• Quoted text:
[Mesa-dev] [PATCH] nir/remove_phis: handle trivial back-edges

Connor Abbott cwabbott0 at gmail.com
Fri Oct 2 11:26:38 PDT 2015


On Fri, Oct 2, 2015 at 1:26 PM, Connor Abbott <cwabbott0 at gmail.com> wrote:
> On Fri, Oct 2, 2015 at 12:56 PM, Matt Turner <mattst88 at gmail.com> wrote:
>> On Fri, Oct 2, 2015 at 9:28 AM, Connor Abbott <cwabbott0 at gmail.com> wrote:
>>> Some loops may have phi nodes that look like:
>>>
>>> foo = ...
>>> loop {
>>>     bar = phi(foo, bar)
>>>     ...
>>> }
>>>
>>> in which case we can remove the phi node and replace all uses of 'bar'
>>> with 'foo'. In particular, there are some L4D2 vertex shaders with loops
>>> that, after optimization, look like:
>>>
>>>         /* succs: block_1 */
>>>         loop {
>>>                 block block_1:
>>>                 /* preds: block_0 block_4 */
>>>                 vec1 ssa_2195 = phi block_0: ssa_2136, block_4: ssa_994
>>>                 vec1 ssa_7321 = phi block_0: ssa_8195, block_4: ssa_7321
>>>                 vec1 ssa_7324 = phi block_0: ssa_8198, block_4: ssa_7324
>>>                 vec1 ssa_7327 = phi block_0: ssa_8174, block_4: ssa_7327
>>>                 vec1 ssa_8139 = intrinsic load_uniform () () (232)
>>>                 vec1 ssa_588 = ige ssa_2195, ssa_8139
>>>                 /* succs: block_2 block_3 */
>>>                 if ssa_588 {
>>>                         block block_2:
>>>                         /* preds: block_1 */
>>>                         break
>>>                         /* succs: block_5 */
>>>                 } else {
>>>                         block block_3:
>>>                         /* preds: block_1 */
>>>                         /* succs: block_4 */
>>>                 }
>>>                 block block_4:
>>>                 /* preds: block_3 */
>>>                 vec1 ssa_994 = iadd ssa_2195, ssa_2150
>>>                 /* succs: block_1 */
>>>         }
>>>
>>> where after removing the second, third, and fourth phi nodes, the loop becomes
>>> entirely dead, and this patch will cause the loop to be deleted entirely.

• Short task A: Report each line of the records that contains the word "right".

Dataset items
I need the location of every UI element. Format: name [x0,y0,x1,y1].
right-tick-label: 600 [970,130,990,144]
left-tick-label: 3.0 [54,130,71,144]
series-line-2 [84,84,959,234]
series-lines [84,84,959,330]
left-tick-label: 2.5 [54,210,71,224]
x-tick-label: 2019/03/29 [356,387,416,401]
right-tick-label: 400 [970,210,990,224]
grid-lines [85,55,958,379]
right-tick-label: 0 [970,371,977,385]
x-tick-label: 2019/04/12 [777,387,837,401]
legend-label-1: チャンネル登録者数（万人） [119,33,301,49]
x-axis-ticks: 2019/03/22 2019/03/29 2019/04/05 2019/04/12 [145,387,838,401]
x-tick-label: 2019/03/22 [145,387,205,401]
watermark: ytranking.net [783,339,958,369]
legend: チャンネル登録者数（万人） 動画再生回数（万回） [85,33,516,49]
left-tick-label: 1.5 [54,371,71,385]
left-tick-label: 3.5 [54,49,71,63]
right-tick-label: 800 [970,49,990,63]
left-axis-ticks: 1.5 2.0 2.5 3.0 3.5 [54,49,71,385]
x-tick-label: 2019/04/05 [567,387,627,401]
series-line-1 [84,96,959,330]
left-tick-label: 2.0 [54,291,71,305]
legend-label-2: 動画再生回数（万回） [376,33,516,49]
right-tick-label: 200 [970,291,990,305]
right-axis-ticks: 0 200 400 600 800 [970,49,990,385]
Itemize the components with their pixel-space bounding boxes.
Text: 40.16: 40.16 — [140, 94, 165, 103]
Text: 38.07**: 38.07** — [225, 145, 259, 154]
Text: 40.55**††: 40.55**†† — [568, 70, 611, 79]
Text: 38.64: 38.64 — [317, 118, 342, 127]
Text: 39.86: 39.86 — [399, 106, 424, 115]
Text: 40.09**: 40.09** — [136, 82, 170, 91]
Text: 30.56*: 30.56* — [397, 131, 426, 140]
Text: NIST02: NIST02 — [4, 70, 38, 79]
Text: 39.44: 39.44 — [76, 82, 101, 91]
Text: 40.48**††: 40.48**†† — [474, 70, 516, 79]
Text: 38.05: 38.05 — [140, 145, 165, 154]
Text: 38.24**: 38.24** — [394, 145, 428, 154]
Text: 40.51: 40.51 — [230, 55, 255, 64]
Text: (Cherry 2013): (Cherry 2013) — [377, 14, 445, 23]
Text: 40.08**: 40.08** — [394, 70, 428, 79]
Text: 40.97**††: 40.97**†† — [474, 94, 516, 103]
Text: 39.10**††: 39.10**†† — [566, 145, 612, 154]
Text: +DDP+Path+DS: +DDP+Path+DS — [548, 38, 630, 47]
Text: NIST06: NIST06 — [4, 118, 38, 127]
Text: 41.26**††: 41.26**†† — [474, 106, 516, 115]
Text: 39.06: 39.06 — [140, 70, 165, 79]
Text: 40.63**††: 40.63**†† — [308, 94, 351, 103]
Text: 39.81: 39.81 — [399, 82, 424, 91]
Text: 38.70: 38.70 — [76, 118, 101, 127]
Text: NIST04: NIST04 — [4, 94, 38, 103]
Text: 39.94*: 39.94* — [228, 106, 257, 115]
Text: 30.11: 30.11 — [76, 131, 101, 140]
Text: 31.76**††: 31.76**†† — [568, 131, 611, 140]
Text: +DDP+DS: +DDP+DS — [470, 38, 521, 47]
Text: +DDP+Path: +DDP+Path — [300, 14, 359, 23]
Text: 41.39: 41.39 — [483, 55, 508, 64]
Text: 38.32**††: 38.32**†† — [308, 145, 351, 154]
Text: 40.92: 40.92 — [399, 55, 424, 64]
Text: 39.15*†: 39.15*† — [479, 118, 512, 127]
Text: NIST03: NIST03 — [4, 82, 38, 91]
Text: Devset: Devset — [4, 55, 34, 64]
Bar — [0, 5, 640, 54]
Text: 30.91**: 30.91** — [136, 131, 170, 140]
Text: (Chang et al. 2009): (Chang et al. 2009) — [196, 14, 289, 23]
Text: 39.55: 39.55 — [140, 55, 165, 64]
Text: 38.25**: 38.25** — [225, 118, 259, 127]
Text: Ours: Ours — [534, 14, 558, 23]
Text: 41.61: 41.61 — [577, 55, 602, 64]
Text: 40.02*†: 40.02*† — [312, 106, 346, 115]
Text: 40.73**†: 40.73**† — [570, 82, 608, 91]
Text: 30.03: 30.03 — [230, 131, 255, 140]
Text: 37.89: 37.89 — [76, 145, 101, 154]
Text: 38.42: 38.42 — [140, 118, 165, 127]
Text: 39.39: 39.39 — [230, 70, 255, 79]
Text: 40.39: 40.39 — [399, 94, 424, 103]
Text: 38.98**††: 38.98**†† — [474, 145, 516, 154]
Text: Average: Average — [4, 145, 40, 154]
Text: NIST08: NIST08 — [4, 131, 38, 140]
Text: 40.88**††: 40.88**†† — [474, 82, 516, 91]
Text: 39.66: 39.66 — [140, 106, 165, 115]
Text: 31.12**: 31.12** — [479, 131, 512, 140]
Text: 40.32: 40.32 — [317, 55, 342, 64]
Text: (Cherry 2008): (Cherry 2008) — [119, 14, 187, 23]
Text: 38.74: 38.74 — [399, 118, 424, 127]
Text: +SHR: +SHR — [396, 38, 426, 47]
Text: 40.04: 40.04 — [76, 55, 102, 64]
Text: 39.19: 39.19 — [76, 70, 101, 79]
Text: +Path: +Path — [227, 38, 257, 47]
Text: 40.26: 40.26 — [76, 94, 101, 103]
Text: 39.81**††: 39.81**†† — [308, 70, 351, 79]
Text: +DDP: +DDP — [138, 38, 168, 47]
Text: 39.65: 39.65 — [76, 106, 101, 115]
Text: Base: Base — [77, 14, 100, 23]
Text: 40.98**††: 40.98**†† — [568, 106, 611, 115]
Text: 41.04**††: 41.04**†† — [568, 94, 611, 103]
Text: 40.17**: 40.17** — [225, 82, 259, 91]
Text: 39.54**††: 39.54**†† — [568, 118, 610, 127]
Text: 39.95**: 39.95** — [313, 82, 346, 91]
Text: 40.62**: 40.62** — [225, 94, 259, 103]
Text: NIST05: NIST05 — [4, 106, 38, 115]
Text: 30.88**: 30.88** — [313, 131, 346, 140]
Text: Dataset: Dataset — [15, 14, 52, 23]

• Short task B: In the shader listing in the patch email, which SSA values are defined by phi instructions? List them all.

• Final answer A:
right-tick-label: 600 [970,130,990,144]
right-tick-label: 400 [970,210,990,224]
right-tick-label: 0 [970,371,977,385]
right-tick-label: 800 [970,49,990,63]
right-tick-label: 200 [970,291,990,305]
right-axis-ticks: 0 200 400 600 800 [970,49,990,385]

• Final answer B: ssa_2195, ssa_7321, ssa_7324, ssa_7327